LISTING:
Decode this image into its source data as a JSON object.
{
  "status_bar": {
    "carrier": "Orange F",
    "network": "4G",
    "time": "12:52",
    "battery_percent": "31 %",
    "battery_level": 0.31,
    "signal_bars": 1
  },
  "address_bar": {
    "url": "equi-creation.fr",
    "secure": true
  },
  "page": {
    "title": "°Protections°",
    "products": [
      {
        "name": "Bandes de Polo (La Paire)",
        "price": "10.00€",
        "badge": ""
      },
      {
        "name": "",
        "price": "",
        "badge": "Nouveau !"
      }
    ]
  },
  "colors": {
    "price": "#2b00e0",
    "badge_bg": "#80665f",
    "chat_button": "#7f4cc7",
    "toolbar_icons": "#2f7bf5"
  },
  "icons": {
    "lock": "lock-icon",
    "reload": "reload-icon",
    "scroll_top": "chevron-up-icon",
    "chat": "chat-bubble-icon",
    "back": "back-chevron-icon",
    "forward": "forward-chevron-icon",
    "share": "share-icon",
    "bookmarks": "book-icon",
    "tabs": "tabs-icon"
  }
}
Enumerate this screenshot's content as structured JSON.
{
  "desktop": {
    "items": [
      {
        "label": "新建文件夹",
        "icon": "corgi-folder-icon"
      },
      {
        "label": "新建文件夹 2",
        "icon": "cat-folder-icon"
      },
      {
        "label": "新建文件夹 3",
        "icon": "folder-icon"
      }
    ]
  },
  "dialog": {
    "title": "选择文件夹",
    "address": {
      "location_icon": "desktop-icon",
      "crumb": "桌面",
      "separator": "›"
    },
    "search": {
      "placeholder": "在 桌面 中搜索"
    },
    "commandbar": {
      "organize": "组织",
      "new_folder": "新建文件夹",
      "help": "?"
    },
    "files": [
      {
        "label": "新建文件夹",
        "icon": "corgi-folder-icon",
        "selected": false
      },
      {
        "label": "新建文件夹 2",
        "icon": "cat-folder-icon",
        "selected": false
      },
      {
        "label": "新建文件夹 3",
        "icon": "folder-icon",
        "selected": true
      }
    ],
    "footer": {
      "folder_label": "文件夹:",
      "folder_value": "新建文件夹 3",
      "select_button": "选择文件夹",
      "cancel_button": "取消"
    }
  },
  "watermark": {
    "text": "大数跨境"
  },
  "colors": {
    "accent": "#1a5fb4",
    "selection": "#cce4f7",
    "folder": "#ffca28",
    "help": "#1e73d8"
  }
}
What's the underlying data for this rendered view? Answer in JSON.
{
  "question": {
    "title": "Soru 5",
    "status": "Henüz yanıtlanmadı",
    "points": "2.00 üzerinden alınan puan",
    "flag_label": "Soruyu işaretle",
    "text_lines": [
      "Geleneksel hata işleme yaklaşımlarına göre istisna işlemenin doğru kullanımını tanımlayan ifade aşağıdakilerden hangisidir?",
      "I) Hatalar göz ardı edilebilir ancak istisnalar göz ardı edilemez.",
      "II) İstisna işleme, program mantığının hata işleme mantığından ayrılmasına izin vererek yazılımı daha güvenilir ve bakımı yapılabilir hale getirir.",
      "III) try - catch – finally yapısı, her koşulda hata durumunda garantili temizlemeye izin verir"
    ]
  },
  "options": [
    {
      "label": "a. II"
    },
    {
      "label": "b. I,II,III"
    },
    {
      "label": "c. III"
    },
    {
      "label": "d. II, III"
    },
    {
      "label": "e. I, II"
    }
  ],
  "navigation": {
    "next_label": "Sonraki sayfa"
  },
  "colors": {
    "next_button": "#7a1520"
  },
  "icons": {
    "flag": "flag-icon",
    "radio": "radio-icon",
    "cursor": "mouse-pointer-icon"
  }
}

THE PROBLEM: From the entries above, extract each line containing "data".

RESULT OF THIS EXERCISE:
Decode this image into its source data as a JSON object.
What's the underlying data for this rendered view? Answer in JSON.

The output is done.